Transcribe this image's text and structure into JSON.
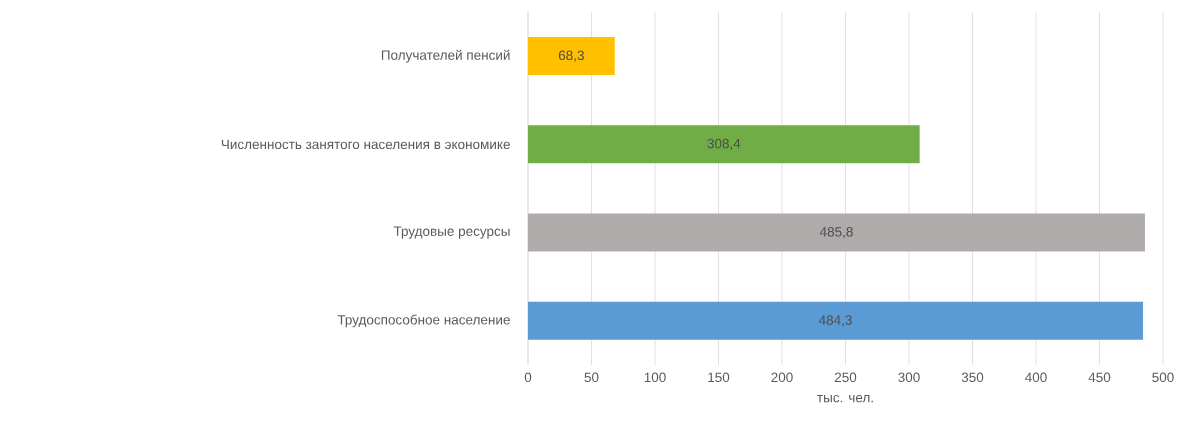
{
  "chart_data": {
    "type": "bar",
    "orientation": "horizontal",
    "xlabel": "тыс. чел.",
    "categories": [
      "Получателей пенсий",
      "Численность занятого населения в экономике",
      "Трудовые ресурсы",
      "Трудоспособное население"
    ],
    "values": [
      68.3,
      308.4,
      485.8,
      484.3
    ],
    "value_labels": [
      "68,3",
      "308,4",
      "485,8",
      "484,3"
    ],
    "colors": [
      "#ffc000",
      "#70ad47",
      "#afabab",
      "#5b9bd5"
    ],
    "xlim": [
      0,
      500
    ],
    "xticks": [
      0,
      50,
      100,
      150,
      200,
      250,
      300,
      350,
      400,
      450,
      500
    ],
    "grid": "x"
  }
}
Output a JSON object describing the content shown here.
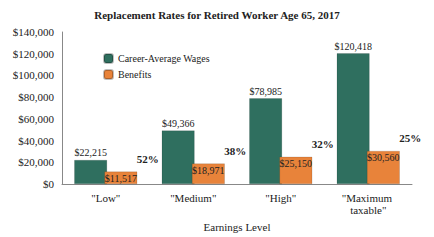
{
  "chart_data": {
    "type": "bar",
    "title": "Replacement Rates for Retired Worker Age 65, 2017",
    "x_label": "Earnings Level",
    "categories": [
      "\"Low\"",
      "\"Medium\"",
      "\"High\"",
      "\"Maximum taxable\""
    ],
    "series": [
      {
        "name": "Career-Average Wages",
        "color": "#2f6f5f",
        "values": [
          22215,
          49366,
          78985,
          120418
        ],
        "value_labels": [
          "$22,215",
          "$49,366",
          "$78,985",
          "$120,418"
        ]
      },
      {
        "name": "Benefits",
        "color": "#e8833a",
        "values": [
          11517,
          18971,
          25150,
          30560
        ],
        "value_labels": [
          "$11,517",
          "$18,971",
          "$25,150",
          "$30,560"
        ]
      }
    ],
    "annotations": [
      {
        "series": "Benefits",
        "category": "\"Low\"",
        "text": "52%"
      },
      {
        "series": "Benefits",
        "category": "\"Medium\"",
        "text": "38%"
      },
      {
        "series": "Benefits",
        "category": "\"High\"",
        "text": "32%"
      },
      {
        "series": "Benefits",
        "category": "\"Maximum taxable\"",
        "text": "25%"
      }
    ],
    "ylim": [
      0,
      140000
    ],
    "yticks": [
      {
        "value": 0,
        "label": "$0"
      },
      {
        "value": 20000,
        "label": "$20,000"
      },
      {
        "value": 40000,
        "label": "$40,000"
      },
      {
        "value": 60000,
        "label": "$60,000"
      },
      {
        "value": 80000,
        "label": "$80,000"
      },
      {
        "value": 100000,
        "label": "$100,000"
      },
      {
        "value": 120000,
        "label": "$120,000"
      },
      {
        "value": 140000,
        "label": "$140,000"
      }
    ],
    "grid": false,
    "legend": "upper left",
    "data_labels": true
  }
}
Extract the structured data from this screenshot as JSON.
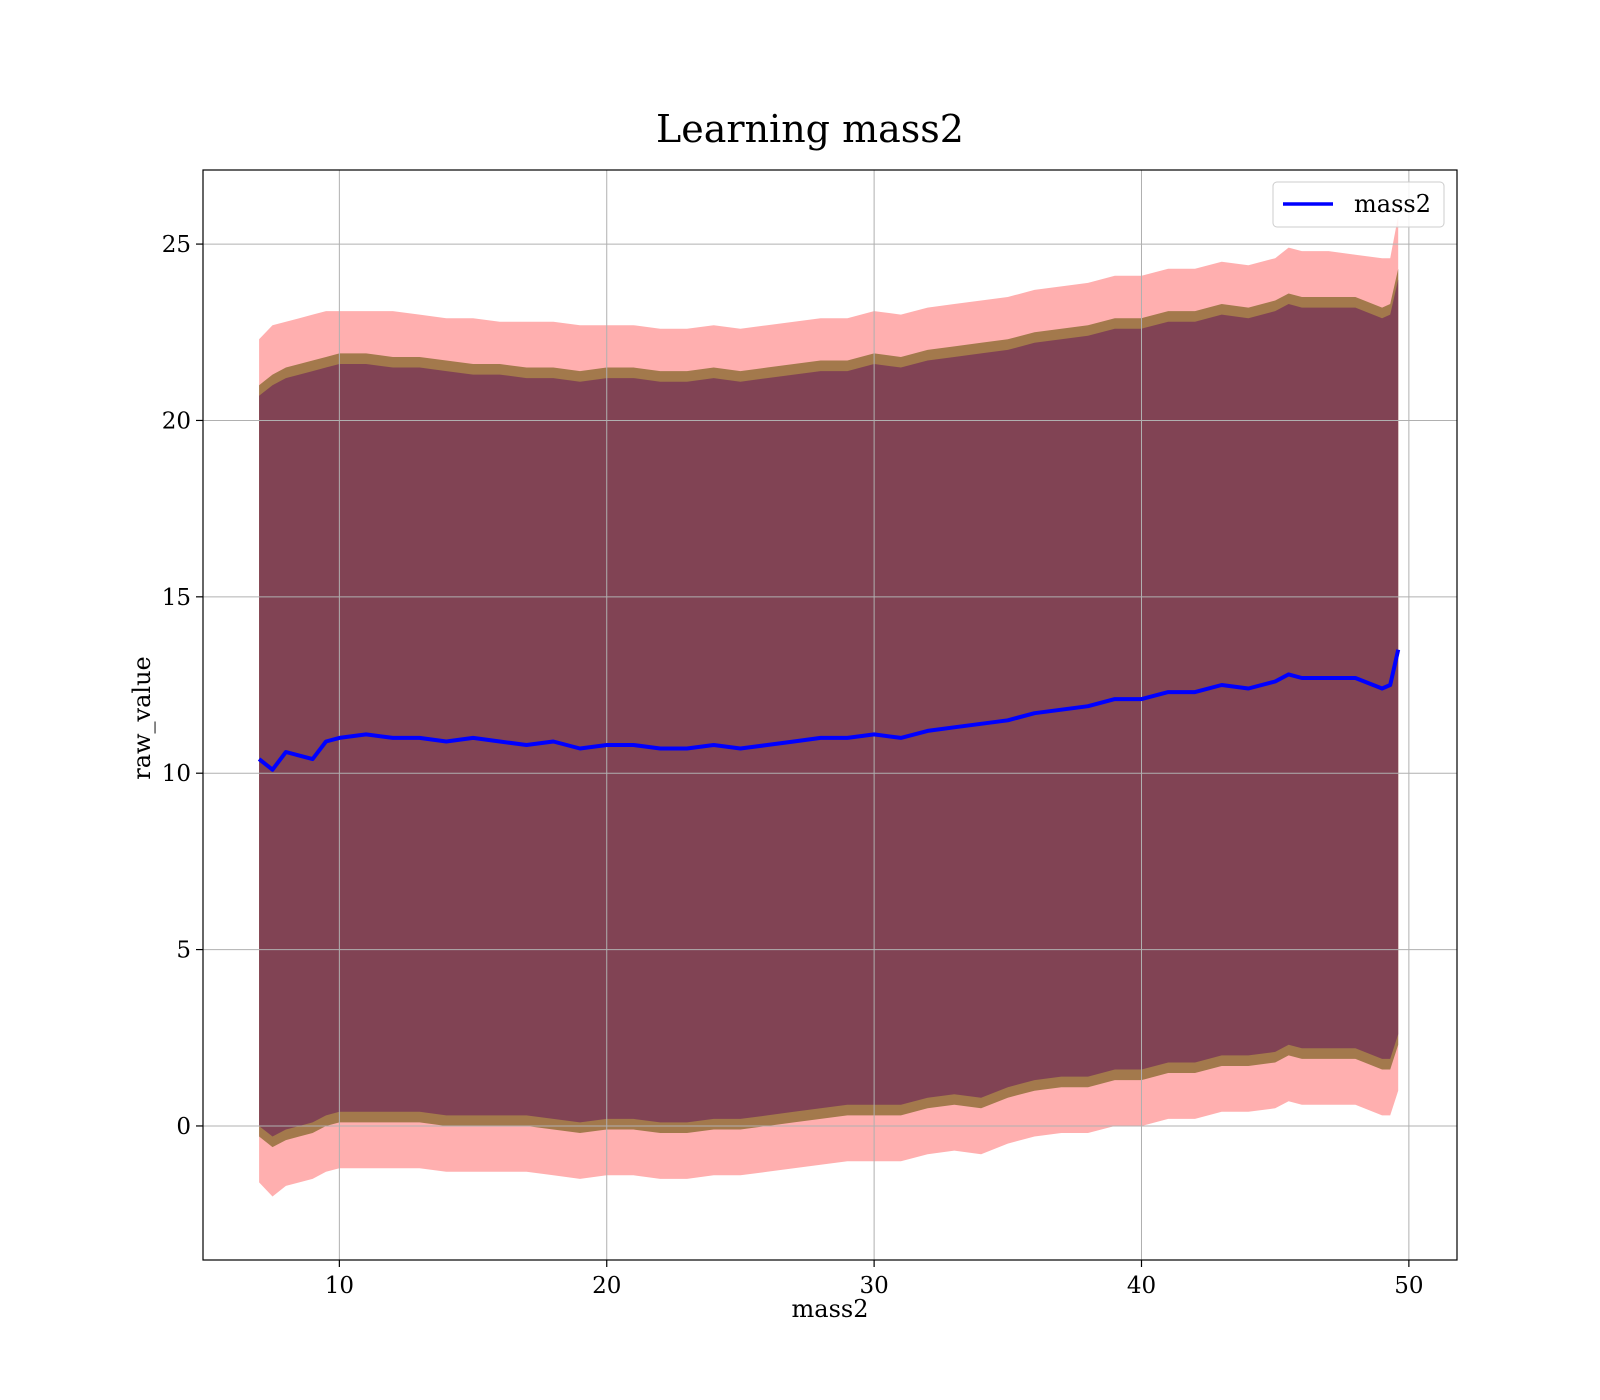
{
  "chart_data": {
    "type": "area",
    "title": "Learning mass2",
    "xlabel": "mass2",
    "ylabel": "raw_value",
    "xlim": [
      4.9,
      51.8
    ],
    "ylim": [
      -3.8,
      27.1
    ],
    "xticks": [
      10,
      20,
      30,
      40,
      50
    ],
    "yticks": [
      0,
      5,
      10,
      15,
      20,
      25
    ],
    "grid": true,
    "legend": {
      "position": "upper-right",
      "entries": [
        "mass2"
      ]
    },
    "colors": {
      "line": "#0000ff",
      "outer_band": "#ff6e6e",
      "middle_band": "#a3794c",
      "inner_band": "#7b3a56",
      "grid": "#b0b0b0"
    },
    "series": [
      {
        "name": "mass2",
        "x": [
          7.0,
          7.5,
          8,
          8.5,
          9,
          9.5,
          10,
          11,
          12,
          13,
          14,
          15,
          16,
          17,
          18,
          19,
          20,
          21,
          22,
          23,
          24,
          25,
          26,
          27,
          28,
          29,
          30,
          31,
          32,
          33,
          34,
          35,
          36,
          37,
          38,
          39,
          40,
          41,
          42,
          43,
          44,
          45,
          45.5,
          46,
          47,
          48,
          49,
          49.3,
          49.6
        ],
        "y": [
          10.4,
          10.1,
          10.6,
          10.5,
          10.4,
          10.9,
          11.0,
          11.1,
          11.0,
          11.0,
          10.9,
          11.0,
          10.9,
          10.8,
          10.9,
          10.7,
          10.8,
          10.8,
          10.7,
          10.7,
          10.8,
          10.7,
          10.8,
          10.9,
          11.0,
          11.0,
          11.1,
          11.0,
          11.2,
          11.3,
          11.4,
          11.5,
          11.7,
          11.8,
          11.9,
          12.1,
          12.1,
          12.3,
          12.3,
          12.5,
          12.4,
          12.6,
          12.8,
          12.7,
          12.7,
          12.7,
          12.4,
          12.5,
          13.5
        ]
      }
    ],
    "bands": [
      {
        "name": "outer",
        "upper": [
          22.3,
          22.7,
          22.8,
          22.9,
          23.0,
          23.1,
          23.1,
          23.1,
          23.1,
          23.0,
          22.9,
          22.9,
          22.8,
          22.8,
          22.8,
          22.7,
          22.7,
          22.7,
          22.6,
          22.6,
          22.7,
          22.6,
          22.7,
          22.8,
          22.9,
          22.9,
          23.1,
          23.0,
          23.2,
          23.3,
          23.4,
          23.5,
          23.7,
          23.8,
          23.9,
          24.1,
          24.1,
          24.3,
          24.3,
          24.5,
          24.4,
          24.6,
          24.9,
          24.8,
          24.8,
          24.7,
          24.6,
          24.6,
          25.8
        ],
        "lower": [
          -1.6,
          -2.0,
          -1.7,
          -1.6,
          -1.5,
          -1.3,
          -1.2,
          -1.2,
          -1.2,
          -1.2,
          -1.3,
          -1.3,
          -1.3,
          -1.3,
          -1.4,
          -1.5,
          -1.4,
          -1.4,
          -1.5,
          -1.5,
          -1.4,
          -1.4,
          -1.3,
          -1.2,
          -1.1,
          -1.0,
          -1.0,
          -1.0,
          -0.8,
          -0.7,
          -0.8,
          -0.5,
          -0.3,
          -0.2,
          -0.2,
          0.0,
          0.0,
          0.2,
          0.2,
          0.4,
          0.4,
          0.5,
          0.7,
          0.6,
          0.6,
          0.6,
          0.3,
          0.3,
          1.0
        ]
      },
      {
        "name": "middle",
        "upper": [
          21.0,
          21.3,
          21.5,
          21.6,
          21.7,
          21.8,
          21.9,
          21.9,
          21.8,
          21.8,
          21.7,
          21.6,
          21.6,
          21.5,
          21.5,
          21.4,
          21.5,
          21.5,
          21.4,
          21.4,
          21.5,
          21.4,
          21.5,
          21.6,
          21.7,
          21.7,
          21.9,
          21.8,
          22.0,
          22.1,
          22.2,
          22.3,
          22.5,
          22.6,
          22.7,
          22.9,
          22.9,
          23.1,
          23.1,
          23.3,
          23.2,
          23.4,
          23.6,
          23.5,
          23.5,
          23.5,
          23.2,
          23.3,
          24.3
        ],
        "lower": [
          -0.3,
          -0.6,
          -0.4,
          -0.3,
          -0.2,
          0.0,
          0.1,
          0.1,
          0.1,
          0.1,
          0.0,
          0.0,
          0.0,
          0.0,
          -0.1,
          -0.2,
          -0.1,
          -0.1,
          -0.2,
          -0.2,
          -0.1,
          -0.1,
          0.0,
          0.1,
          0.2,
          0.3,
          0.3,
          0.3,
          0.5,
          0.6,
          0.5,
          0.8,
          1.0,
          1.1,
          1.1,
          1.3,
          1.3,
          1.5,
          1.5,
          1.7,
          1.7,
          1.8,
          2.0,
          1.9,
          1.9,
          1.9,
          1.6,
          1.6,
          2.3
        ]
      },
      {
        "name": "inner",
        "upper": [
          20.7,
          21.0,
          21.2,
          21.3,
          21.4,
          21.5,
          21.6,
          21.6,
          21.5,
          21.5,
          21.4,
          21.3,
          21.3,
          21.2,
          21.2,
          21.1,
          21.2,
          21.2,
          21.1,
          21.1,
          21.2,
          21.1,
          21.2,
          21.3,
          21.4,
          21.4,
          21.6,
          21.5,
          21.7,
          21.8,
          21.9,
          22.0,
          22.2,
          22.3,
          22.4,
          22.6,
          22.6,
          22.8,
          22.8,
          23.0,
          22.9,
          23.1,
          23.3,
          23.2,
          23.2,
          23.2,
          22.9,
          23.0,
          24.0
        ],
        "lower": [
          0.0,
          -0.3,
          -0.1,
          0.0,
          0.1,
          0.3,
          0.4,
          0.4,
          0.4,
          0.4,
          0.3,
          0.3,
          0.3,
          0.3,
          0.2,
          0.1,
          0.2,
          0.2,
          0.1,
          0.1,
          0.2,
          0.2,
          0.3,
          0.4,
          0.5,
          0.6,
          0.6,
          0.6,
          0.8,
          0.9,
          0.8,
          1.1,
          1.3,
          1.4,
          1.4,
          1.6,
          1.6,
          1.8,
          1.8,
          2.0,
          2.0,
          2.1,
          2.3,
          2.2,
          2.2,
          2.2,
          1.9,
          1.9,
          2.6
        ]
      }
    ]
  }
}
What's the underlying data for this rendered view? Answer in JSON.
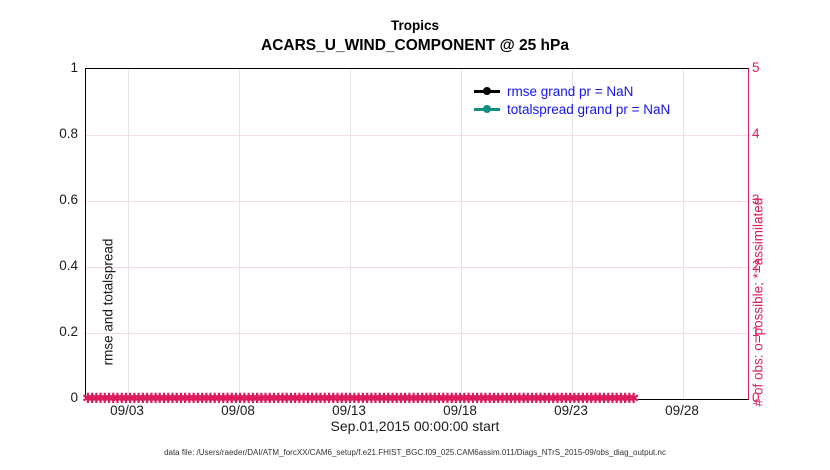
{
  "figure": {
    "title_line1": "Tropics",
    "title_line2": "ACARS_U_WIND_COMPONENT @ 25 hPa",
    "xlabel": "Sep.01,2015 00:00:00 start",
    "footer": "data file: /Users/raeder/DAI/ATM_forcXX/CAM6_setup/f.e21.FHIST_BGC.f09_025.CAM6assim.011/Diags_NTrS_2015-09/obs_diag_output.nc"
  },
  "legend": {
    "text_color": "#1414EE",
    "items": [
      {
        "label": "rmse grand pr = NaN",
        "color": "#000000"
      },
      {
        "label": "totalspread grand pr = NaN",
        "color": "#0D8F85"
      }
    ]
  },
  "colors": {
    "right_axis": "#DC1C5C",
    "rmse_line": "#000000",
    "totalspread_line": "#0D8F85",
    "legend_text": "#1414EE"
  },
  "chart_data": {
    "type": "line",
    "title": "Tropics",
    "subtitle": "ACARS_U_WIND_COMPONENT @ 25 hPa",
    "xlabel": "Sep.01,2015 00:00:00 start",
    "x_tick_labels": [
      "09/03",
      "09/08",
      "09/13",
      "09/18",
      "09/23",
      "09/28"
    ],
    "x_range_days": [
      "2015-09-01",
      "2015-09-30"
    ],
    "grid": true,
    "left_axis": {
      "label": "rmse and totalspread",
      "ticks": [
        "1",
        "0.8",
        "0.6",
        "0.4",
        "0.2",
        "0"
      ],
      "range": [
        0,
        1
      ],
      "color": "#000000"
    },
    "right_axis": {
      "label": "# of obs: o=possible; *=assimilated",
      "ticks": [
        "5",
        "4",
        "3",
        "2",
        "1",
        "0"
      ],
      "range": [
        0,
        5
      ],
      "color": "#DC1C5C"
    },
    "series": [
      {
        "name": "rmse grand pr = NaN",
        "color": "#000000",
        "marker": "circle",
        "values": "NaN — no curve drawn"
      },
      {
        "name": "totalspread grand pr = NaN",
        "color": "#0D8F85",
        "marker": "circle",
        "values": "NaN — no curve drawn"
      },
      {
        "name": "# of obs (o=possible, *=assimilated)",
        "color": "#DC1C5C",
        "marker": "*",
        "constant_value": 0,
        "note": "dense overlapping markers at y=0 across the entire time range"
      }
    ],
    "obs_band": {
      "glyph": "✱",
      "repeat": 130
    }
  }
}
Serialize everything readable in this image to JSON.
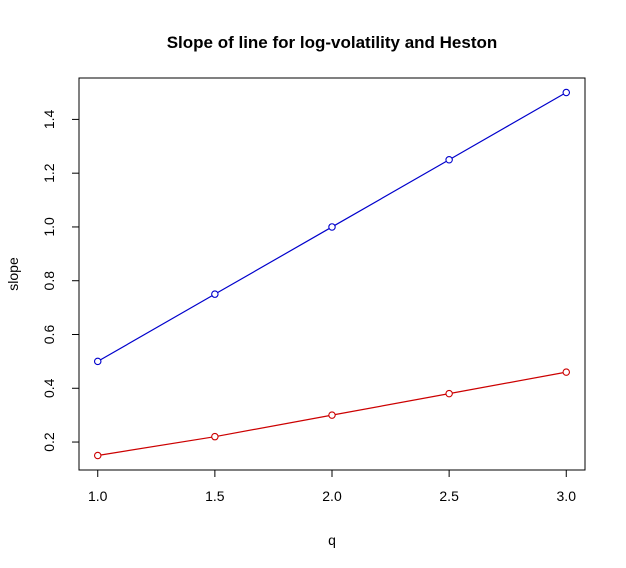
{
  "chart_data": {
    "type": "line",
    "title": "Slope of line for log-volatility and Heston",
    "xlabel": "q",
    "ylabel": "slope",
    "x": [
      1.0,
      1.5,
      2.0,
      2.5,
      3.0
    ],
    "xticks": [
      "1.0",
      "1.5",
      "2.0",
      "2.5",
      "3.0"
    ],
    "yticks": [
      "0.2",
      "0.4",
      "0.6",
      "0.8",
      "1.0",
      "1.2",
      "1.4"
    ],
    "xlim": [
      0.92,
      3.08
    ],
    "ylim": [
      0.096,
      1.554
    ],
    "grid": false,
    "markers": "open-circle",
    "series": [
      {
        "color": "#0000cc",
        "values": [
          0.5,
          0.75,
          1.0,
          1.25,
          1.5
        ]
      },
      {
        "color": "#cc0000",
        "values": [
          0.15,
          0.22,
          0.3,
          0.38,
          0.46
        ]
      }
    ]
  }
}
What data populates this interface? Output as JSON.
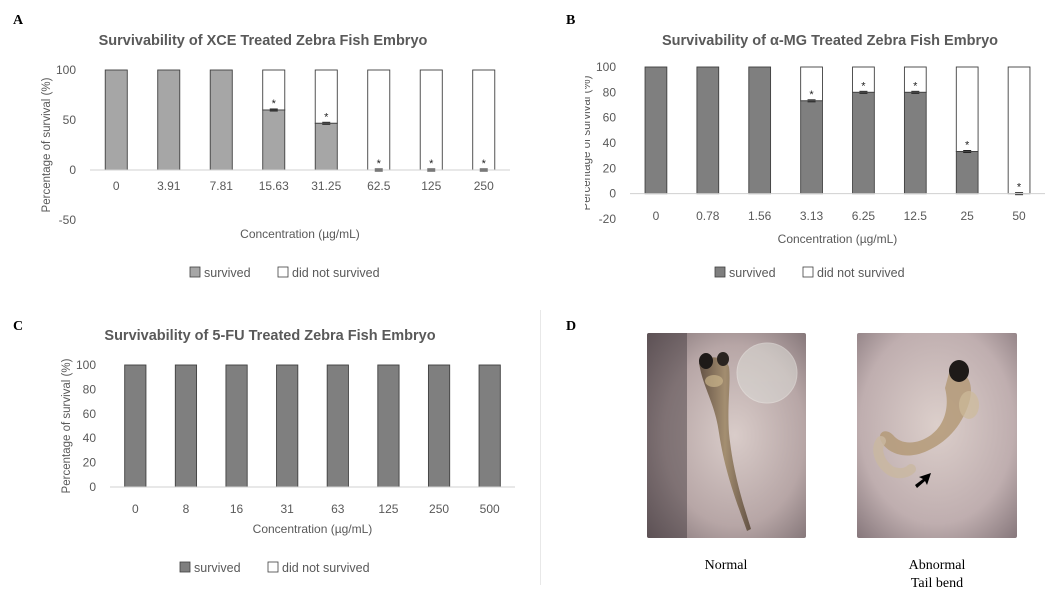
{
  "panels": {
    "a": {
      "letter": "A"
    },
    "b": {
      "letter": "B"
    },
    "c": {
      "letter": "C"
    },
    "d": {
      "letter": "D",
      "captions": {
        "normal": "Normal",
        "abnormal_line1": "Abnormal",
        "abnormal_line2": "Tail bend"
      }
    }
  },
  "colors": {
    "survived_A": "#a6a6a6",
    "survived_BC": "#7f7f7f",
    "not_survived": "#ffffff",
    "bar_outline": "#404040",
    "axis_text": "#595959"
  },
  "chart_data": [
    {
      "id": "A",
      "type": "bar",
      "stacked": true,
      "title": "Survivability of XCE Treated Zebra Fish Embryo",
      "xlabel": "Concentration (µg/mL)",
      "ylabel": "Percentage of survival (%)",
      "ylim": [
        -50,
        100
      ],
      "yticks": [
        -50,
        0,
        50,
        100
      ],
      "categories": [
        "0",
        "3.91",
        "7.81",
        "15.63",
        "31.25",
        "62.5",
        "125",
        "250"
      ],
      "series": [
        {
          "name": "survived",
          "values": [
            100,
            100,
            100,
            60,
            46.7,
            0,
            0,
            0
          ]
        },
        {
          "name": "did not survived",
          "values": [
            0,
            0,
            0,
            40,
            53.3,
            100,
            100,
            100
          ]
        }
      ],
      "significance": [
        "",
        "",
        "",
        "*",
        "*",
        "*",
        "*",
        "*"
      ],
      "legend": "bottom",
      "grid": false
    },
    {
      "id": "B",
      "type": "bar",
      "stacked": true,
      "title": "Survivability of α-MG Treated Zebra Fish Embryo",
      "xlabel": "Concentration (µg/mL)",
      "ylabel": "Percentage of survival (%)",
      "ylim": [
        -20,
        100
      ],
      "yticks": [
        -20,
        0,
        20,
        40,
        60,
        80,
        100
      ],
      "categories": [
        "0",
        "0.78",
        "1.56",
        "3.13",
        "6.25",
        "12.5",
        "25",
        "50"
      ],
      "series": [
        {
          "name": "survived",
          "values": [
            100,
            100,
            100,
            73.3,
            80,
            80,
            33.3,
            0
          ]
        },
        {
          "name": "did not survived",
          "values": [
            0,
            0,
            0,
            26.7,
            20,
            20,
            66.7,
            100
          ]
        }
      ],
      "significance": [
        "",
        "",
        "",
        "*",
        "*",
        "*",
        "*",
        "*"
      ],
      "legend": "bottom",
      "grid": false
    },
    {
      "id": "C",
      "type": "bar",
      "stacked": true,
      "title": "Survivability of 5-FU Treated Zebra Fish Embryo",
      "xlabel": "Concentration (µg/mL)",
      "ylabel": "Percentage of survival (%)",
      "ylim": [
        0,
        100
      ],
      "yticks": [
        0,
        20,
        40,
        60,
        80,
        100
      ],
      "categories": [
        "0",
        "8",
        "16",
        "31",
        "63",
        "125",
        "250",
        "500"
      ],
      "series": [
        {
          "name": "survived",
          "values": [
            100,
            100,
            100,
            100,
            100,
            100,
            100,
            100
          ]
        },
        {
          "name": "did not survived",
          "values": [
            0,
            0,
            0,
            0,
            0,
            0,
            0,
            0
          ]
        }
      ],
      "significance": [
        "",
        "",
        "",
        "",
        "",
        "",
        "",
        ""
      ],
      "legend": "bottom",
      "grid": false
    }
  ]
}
+===+
## What you need to do
Locate the lines above that hold the word "taxable". Show every one of them.

## Response to the exercise
      "\"Maximum taxable\""
        "category": "\"Maximum taxable\"",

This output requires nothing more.